== Source passage ==

CaliforniaBankruptcyLien DeadlinesMechanics LienRight to Lien

Thank You. My house burned down 06.09.2017. New Home Rebuild Contract completion date 12.29.2017 House not completed. No water, gas hookup, defective electric, no driveway, heating, plumbing, no hardware in bathroom or kitchen, no pellet stove or stovepipe, etc. Contractor quit 04.12.2018 over dispute over cabinets that were second-hand. They have been paid all but approximately $30,000 for a completed house. Now they want that plus another $20,000. I have not received the money from the bank yet. So I couldn’t have paid even if I wanted to. They filed lien paperwork July 2019. I was in active bankruptcy until June 2019. Is this legal to file a lien after over a year? Thank You. Judye Bell.

===

| What you will do |
Can you return, word for word, the stretch of the homeowner's lien question from "Thank You. My" through "You. Judye Bell."?

== Entries supplied ==

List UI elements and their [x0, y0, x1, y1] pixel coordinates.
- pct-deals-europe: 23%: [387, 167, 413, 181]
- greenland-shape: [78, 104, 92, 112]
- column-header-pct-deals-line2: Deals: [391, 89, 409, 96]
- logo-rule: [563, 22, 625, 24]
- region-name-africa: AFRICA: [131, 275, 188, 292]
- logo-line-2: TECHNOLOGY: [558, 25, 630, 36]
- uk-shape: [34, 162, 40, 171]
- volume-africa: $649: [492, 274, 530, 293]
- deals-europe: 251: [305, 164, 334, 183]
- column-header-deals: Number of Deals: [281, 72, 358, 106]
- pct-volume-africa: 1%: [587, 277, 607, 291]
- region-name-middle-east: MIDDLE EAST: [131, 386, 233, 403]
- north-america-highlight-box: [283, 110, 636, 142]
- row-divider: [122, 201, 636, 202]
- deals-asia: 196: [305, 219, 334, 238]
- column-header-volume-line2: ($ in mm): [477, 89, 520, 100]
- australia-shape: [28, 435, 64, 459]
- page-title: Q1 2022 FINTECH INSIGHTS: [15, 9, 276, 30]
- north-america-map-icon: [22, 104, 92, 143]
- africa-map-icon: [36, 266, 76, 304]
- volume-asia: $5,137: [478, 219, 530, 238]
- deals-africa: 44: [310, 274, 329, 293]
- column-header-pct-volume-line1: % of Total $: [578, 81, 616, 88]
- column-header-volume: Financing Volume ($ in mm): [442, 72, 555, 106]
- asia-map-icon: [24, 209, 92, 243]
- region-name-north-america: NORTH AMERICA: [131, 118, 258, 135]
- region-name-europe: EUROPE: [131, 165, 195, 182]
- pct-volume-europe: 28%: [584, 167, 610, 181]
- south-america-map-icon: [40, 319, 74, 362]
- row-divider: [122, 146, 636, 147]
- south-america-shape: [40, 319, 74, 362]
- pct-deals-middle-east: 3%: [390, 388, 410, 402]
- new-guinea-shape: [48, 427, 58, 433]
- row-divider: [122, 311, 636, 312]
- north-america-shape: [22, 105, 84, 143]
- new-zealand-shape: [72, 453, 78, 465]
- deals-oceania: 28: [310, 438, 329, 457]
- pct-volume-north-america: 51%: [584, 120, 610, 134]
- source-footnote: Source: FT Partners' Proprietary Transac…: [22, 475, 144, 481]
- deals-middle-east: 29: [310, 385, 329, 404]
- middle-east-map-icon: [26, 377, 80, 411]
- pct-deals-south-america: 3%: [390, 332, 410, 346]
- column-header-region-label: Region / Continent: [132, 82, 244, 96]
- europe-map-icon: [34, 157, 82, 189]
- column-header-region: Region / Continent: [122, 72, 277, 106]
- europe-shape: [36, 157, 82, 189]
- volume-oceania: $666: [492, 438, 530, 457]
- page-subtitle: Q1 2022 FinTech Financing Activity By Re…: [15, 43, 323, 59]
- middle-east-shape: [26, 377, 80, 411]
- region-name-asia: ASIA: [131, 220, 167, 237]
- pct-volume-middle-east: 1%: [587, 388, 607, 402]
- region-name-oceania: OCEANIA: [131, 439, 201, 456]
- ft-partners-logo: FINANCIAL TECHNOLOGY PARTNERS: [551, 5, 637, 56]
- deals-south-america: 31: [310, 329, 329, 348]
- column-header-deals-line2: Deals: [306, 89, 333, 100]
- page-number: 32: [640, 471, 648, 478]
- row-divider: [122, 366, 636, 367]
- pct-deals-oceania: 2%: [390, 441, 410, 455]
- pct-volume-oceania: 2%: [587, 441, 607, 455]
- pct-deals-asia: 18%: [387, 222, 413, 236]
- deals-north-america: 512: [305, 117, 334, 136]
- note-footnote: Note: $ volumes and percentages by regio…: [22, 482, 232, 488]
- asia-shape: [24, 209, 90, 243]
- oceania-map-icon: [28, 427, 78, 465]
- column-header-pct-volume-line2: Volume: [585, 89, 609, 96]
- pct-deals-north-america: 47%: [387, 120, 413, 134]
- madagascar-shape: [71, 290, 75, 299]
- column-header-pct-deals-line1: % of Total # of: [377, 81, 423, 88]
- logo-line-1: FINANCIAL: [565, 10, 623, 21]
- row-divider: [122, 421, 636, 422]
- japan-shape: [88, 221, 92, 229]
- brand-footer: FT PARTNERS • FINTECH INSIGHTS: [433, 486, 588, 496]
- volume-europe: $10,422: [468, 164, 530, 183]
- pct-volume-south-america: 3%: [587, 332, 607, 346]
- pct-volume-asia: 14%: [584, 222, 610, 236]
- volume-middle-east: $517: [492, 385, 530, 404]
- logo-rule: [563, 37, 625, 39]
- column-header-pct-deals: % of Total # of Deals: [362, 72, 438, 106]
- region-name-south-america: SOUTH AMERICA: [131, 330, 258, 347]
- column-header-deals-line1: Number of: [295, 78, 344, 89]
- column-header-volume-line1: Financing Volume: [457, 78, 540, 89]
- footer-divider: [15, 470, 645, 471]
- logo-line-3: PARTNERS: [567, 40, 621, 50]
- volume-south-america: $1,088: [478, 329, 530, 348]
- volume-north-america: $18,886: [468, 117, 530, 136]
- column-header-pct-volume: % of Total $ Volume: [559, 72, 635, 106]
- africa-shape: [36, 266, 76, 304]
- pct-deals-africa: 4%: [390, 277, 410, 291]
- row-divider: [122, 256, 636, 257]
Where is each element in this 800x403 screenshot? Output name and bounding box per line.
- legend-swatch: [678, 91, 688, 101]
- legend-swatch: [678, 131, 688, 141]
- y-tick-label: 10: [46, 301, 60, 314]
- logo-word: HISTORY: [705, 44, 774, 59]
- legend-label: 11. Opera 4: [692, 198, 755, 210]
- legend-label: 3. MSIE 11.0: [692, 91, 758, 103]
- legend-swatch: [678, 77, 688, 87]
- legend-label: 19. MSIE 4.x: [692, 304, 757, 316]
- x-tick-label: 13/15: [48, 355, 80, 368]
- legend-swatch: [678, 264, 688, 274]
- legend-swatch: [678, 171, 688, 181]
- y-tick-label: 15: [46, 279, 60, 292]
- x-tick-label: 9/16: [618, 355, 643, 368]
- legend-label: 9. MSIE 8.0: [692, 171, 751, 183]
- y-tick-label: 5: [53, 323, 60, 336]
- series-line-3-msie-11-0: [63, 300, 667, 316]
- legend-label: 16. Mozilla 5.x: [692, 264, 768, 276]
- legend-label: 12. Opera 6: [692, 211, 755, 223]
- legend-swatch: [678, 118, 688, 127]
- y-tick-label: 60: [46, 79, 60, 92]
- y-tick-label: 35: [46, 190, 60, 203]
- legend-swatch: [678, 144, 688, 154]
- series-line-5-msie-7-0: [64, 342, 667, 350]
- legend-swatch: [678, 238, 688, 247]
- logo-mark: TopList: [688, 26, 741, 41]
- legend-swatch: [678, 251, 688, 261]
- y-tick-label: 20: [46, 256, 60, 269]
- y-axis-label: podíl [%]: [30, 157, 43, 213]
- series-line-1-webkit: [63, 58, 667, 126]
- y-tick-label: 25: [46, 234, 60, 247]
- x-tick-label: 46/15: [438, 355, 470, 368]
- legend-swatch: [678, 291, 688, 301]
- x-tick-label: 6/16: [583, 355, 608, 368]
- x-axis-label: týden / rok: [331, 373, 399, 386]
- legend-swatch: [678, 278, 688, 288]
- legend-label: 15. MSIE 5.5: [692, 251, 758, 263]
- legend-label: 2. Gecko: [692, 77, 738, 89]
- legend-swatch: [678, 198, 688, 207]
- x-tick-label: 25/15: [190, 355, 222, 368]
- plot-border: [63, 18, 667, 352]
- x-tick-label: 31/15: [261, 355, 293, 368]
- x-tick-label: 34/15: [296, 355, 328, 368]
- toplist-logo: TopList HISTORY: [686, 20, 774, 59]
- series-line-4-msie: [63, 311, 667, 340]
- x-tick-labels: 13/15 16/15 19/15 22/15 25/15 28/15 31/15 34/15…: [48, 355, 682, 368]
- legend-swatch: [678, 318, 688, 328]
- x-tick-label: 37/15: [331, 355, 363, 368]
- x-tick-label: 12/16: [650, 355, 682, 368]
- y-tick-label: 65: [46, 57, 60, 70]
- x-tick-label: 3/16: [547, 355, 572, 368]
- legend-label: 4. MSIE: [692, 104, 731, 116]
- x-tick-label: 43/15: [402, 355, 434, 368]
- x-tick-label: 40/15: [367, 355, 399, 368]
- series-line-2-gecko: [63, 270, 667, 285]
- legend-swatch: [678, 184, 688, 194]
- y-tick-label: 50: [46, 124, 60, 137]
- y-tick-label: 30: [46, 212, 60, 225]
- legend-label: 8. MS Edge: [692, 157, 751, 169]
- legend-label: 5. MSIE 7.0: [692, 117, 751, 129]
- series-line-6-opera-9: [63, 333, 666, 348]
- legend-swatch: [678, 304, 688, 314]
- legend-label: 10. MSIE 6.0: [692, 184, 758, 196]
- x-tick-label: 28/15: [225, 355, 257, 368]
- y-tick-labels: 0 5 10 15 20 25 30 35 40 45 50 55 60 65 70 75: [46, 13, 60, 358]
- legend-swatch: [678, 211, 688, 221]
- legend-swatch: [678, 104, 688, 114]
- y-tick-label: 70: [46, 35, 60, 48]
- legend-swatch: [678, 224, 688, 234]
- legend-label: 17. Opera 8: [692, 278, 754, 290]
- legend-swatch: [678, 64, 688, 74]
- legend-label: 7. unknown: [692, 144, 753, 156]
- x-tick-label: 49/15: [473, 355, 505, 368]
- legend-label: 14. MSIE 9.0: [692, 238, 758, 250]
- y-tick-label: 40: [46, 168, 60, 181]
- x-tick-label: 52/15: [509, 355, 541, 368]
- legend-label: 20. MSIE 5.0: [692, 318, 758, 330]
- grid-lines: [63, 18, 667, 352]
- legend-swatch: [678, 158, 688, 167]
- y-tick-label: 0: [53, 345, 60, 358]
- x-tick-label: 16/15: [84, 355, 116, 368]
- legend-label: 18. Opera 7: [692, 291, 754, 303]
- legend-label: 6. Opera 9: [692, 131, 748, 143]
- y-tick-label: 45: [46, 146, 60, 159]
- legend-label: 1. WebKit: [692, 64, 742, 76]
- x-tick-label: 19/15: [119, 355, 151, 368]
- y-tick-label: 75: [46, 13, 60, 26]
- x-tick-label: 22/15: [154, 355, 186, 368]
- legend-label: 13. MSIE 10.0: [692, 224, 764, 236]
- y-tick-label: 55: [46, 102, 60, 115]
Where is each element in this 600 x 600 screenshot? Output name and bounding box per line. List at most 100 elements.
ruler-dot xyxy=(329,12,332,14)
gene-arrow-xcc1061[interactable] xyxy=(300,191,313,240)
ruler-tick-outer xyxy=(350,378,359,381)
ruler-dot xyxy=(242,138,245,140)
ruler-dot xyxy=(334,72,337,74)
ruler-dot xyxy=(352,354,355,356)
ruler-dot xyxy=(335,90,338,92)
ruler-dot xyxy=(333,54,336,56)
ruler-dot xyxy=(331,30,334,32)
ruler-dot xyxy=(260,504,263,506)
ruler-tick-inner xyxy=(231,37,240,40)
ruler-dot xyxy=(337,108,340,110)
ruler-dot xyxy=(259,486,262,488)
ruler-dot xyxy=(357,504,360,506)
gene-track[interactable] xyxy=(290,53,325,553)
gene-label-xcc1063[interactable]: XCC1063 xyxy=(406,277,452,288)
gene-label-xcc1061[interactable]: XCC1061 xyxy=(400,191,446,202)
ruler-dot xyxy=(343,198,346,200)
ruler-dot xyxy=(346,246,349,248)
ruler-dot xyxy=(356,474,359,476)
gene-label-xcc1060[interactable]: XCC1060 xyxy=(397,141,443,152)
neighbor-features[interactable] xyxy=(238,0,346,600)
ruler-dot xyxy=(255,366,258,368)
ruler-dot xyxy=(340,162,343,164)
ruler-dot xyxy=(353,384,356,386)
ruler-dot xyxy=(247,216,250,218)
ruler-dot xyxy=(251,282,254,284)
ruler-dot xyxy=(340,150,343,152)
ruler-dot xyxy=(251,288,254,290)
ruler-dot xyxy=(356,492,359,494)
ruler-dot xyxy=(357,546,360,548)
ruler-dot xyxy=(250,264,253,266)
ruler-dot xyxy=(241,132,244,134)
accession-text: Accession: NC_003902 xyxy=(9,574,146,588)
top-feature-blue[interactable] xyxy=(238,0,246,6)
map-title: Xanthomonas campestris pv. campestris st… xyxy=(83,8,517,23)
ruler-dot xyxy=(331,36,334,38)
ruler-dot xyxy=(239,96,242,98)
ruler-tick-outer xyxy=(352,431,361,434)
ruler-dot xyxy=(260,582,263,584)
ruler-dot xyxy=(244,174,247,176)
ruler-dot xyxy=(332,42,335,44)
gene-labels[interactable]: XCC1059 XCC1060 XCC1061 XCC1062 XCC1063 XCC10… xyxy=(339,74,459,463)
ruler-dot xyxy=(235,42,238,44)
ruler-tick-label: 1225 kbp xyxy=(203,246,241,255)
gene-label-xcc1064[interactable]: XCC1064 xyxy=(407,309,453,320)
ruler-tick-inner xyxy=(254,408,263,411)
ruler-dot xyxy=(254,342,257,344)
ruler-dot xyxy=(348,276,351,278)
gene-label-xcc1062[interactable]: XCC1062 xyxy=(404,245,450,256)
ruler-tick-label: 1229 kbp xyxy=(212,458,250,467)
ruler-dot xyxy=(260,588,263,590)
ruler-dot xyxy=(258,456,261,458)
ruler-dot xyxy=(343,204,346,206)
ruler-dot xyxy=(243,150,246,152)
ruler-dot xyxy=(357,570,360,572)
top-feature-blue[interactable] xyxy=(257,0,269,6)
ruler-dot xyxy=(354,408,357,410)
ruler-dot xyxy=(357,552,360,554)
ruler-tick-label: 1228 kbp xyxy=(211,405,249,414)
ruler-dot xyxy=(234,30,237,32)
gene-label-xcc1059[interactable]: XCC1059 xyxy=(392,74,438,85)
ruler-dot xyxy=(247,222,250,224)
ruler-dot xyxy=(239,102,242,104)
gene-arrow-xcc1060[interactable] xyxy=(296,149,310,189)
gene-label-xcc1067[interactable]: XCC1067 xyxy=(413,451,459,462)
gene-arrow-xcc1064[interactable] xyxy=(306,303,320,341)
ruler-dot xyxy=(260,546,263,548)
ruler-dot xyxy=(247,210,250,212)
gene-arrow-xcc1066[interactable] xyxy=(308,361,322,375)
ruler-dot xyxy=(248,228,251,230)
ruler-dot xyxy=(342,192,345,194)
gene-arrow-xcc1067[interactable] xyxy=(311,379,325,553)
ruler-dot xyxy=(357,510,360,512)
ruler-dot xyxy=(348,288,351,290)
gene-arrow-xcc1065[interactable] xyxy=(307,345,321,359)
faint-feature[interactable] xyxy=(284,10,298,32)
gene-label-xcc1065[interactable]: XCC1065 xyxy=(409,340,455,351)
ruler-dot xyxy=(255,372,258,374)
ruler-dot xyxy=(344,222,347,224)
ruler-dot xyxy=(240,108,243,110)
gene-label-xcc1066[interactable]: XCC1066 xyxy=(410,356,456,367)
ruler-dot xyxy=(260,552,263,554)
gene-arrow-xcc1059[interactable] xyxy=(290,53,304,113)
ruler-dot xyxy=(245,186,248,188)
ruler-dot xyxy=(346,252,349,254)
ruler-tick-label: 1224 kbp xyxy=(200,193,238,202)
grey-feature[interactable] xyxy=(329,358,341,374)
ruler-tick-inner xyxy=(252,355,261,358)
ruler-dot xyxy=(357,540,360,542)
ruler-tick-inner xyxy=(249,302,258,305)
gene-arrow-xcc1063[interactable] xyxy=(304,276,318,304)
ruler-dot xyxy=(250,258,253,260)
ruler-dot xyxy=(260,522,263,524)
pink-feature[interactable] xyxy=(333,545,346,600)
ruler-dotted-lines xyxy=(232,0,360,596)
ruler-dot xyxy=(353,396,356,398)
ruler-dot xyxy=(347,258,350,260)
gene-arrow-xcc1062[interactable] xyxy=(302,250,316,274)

===

| Output for this task |
Thank You. My house burned down 06.09.2017. New Home Rebuild Contract completion date 12.29.2017 House not completed. No water, gas hookup, defective electric, no driveway, heating, plumbing, no hardware in bathroom or kitchen, no pellet stove or stovepipe, etc. Contractor quit 04.12.2018 over dispute over cabinets that were second-hand. They have been paid all but approximately $30,000 for a completed house. Now they want that plus another $20,000. I have not received the money from the bank yet. So I couldn’t have paid even if I wanted to. They filed lien paperwork July 2019. I was in active bankruptcy until June 2019. Is this legal to file a lien after over a year? Thank You. Judye Bell.